WHAT YOU NEED TO DO:
Every record below should be transcribed exactly. Omit the images.

Figure record extracts
::::::::

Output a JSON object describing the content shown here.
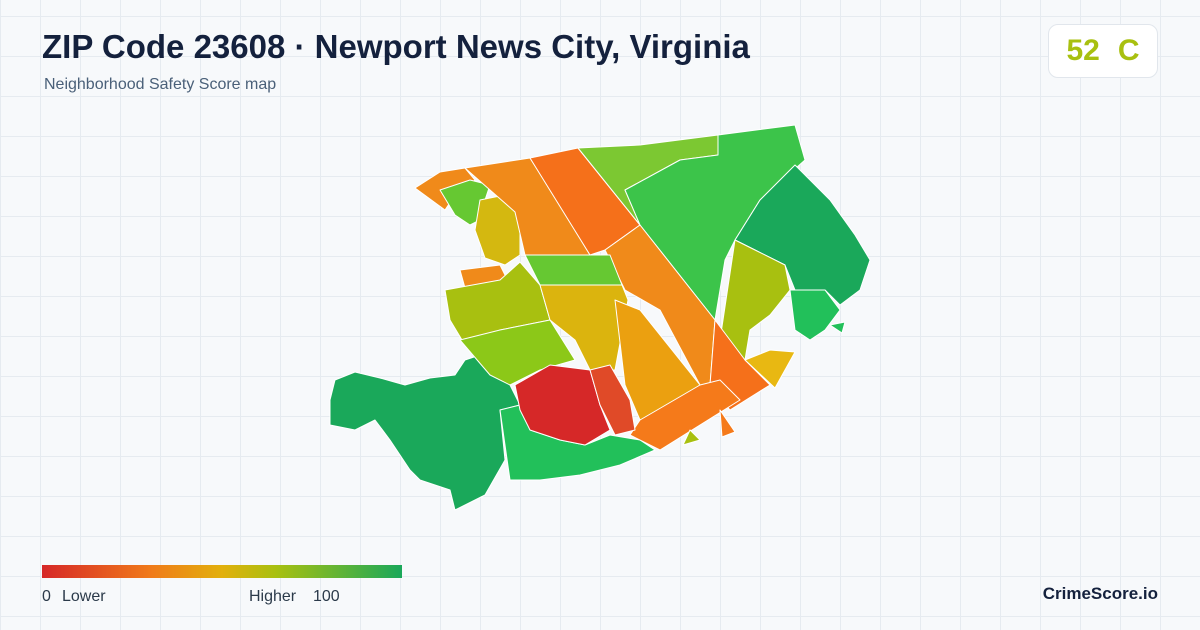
{
  "header": {
    "title": "ZIP Code 23608 · Newport News City, Virginia",
    "subtitle": "Neighborhood Safety Score map"
  },
  "score": {
    "value": 52,
    "grade": "C"
  },
  "legend": {
    "min": 0,
    "min_label": "Lower",
    "max_label": "Higher",
    "max": 100
  },
  "brand": "CrimeScore.io"
}
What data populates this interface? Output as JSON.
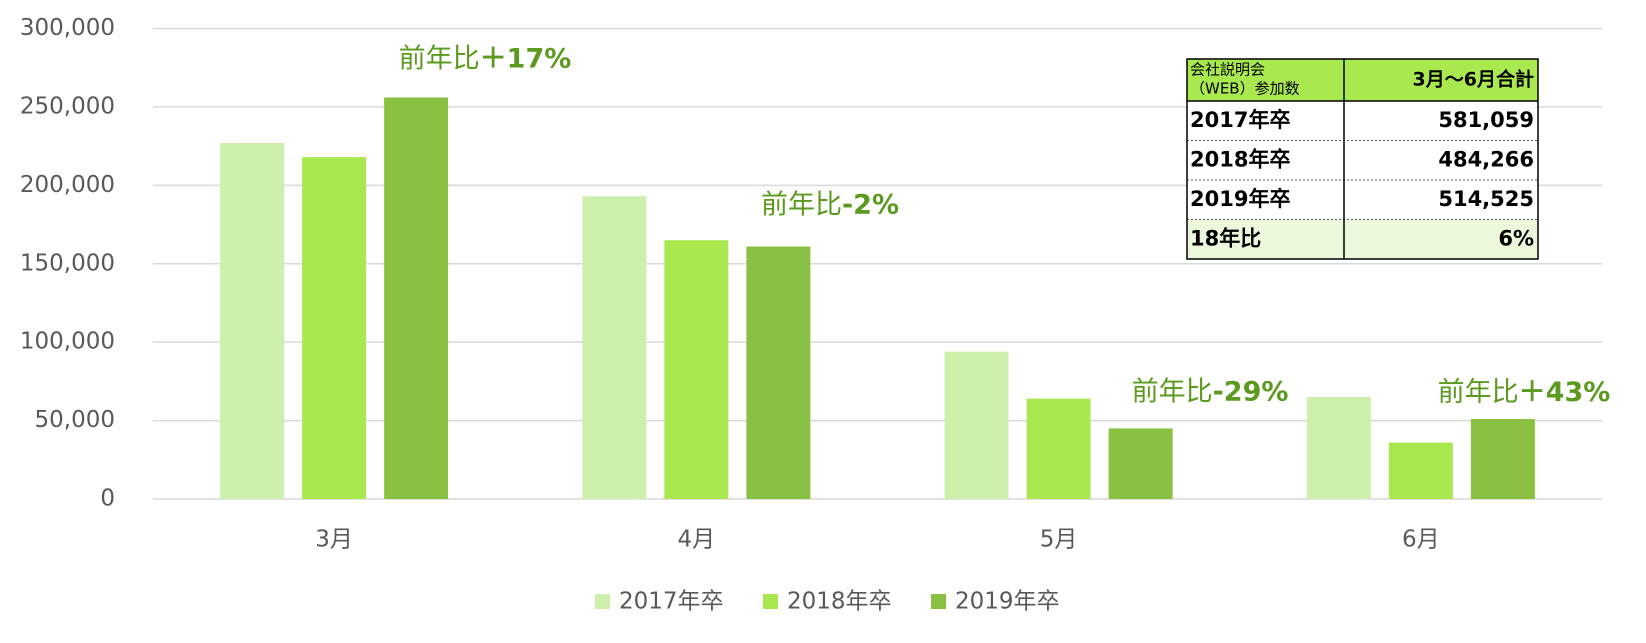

::::::::

SOLUTION TO THIS EXERCISE:
Output a JSON object describing the content shown here.
{
  "header": {
    "title": "ZIP Code 23608 · Newport News City, Virginia",
    "subtitle": "Neighborhood Safety Score map"
  },
  "score": {
    "value": 52,
    "grade": "C"
  },
  "legend": {
    "min": 0,
    "min_label": "Lower",
    "max_label": "Higher",
    "max": 100
  },
  "brand": "CrimeScore.io"
}
What data populates this interface? Output as JSON.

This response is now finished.